+++ Source material

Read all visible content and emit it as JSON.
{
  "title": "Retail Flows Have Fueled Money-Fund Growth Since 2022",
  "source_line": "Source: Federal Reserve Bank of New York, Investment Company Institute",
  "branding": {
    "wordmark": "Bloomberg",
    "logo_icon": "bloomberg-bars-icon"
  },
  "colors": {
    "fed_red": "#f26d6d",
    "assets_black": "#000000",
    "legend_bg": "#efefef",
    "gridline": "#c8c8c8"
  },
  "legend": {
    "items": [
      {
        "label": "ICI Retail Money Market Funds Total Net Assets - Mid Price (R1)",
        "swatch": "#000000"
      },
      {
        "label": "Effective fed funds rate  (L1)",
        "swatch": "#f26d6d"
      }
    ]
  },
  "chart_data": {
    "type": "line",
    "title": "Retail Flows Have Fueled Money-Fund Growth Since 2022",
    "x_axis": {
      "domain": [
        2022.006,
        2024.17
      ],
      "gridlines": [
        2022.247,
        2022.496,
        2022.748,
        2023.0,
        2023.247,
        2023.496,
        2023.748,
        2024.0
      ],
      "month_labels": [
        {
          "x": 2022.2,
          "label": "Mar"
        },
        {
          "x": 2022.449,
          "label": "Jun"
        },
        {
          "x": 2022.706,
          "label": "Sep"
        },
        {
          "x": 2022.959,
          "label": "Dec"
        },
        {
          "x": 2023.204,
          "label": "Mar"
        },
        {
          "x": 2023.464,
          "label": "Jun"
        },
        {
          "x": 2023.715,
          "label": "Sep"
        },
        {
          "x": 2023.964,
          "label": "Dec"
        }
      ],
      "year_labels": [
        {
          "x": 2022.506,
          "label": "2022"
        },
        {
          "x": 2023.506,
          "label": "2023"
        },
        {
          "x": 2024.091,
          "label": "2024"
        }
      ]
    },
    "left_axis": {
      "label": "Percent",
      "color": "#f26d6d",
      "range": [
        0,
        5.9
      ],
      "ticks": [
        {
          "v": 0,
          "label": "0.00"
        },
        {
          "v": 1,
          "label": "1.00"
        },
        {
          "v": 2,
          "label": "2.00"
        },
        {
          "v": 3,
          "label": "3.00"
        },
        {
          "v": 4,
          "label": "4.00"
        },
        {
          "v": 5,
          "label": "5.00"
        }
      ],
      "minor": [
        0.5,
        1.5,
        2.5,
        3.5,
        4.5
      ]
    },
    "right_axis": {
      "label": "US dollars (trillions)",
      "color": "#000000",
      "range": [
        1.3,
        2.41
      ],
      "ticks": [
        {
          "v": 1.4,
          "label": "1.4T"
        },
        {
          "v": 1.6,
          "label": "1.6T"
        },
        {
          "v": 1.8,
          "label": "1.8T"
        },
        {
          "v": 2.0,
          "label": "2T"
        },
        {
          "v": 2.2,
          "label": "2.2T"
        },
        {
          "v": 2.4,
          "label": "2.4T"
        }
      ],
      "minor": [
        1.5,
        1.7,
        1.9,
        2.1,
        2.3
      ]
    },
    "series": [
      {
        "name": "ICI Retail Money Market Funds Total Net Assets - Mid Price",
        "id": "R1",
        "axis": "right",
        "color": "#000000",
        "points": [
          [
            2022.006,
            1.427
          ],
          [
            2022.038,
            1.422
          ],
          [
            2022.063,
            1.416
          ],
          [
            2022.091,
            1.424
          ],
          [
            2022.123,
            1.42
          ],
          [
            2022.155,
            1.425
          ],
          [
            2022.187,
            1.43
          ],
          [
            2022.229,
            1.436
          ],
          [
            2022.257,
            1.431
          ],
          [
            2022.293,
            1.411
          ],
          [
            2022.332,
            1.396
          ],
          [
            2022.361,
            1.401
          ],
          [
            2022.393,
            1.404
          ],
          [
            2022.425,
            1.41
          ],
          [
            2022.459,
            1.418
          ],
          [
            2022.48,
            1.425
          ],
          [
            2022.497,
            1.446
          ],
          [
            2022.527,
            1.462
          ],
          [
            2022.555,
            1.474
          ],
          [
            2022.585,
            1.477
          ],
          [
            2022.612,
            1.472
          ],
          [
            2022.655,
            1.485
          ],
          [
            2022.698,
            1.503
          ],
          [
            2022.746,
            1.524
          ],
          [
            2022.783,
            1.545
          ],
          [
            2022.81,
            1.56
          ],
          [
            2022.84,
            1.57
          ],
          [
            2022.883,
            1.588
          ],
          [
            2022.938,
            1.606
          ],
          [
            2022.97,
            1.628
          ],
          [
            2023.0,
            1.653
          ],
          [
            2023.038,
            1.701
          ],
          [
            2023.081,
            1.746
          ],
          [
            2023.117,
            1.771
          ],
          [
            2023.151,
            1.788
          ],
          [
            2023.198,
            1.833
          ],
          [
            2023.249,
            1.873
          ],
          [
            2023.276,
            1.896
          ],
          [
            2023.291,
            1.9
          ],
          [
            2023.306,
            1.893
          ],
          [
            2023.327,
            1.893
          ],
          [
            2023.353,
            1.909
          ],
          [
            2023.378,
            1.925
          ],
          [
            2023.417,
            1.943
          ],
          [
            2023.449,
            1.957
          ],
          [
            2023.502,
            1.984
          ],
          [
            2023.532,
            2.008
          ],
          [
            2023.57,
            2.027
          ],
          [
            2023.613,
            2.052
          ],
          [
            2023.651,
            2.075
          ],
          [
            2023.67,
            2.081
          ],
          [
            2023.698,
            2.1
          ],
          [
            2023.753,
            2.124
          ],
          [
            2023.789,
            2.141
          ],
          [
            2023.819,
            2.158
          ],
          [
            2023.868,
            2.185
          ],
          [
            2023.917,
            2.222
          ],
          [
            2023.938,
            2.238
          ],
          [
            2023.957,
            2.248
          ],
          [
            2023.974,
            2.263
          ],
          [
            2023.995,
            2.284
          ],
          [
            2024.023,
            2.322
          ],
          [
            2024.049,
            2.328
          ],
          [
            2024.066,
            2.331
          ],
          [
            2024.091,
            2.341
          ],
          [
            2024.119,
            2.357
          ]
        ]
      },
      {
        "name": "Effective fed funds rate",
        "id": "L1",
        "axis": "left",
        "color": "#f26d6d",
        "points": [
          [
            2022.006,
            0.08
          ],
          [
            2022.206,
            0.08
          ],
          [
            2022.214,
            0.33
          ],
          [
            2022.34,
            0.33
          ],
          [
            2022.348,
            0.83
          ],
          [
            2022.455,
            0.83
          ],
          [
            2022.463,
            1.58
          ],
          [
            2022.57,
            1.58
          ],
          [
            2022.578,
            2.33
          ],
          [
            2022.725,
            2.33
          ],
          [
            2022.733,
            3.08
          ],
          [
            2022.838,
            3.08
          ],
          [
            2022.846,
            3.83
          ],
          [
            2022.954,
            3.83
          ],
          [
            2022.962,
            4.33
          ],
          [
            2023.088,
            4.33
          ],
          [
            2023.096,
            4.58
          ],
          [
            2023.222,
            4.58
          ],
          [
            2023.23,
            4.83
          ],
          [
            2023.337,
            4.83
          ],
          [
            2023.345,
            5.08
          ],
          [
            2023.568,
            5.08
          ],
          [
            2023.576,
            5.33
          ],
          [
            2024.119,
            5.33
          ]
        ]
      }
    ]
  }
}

++++++

From the entries above, select each line containing the string "Flows".

_Solution_
  "title": "Retail Flows Have Fueled Money-Fund Growth Since 2022",
    "title": "Retail Flows Have Fueled Money-Fund Growth Since 2022",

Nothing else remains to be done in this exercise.